> [Task goal]:
Copy out each line in the material below that has the word "square".

> [Information supplied]:

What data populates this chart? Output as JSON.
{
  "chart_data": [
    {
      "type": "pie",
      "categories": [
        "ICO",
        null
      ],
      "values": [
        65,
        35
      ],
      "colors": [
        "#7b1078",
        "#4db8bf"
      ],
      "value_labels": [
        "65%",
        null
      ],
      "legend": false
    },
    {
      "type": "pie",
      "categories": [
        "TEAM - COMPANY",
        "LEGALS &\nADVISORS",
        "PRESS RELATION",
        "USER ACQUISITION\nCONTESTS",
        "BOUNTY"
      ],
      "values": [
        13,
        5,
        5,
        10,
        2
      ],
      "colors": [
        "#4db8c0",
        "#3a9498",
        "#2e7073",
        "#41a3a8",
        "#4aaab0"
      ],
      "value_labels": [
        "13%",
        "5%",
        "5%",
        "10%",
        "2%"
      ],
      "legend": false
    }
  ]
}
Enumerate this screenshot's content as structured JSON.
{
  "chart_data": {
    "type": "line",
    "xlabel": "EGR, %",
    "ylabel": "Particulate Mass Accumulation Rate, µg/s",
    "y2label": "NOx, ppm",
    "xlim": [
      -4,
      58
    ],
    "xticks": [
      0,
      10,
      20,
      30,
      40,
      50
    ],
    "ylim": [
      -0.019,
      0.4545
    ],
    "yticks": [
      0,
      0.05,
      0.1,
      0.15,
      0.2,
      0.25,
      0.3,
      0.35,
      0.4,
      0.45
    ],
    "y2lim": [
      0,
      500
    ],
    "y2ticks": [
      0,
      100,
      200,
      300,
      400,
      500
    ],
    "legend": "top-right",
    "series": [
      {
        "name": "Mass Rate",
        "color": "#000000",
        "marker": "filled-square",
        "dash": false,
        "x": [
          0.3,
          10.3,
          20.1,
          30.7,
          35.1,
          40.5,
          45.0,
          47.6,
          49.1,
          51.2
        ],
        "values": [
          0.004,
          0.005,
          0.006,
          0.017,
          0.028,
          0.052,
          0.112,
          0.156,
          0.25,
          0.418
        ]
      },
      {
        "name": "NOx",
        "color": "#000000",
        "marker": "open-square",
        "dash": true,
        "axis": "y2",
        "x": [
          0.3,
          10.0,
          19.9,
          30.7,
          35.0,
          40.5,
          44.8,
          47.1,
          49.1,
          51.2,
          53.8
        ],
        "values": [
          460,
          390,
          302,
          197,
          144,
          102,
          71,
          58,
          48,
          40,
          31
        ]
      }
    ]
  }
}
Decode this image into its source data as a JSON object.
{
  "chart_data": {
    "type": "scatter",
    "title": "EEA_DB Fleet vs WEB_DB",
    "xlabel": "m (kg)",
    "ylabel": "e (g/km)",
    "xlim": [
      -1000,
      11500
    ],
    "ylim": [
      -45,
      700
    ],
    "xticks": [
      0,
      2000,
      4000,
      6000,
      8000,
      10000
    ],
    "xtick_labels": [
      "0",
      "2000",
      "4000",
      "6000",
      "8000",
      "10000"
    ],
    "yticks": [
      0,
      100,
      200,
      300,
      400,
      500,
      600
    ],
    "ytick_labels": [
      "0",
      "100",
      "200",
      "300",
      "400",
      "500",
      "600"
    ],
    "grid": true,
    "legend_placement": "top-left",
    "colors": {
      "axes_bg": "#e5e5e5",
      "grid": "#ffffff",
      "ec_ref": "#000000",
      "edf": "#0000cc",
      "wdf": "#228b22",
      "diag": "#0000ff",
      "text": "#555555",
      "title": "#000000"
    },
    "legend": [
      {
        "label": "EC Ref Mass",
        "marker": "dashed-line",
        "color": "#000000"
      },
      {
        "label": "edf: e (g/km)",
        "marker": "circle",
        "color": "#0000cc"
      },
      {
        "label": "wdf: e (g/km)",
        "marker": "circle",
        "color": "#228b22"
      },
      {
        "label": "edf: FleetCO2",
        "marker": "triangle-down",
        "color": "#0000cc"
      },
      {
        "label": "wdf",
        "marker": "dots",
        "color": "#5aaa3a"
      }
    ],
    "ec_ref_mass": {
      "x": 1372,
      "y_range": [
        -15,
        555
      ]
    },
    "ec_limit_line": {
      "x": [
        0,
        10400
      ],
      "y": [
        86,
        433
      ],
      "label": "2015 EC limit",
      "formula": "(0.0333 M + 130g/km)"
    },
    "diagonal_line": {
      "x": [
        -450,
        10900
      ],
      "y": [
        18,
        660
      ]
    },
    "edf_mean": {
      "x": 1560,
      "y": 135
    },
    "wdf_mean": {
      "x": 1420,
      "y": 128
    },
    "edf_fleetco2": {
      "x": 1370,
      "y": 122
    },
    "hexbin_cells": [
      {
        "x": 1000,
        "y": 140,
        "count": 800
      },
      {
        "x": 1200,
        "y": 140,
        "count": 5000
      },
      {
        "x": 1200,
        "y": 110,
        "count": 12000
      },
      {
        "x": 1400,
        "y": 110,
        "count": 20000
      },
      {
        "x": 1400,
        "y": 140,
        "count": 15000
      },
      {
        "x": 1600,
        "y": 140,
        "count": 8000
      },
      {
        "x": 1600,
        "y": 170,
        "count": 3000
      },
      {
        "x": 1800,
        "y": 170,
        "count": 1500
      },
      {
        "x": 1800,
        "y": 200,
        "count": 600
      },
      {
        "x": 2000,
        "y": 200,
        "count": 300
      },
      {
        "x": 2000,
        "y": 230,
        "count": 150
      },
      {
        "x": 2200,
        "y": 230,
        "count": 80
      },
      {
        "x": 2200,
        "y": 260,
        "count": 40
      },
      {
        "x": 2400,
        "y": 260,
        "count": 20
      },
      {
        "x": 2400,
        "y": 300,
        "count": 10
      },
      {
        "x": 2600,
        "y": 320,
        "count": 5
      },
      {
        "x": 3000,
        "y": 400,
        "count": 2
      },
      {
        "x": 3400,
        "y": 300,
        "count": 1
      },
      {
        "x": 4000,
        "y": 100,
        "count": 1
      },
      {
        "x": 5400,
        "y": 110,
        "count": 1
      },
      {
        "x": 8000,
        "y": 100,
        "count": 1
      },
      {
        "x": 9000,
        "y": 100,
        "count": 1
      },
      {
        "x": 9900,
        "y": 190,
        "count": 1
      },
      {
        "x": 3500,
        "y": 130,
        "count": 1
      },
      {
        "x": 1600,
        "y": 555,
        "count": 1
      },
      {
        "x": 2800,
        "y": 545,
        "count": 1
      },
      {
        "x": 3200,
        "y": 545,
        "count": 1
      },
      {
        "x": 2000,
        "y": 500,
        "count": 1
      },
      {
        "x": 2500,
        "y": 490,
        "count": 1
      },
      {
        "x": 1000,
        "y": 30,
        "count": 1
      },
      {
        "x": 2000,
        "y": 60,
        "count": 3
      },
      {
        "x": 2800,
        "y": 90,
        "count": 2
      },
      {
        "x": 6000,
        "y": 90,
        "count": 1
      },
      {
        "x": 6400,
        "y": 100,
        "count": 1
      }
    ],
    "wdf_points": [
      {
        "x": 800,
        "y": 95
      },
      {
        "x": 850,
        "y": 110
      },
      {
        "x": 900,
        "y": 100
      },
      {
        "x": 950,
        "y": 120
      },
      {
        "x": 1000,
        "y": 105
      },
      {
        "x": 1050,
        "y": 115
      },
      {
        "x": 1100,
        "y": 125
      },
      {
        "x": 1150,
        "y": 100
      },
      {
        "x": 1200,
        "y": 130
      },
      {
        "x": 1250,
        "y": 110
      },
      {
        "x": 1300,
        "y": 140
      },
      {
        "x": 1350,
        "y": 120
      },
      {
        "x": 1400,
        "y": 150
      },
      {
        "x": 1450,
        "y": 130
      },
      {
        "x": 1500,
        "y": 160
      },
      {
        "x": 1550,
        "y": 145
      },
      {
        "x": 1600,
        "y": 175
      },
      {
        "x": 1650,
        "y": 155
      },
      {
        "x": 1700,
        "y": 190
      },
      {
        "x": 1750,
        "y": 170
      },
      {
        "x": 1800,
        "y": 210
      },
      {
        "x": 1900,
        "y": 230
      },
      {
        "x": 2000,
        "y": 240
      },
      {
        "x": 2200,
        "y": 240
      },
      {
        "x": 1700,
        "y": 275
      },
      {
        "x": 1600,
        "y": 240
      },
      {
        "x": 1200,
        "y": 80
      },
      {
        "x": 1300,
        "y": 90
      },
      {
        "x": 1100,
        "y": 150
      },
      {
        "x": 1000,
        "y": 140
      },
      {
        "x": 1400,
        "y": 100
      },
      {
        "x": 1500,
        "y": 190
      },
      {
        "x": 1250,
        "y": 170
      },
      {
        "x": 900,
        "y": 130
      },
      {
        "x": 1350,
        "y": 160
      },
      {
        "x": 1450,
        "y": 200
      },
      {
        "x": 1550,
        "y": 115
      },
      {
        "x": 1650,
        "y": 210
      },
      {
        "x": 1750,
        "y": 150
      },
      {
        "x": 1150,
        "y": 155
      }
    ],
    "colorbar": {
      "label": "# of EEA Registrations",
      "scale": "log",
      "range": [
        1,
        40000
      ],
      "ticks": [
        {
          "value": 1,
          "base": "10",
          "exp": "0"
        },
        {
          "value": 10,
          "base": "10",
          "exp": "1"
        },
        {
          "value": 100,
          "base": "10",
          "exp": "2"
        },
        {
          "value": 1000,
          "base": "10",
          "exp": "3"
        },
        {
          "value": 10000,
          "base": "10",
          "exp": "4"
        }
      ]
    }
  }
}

> [The result]:
        "marker": "filled-square",
        "marker": "open-square",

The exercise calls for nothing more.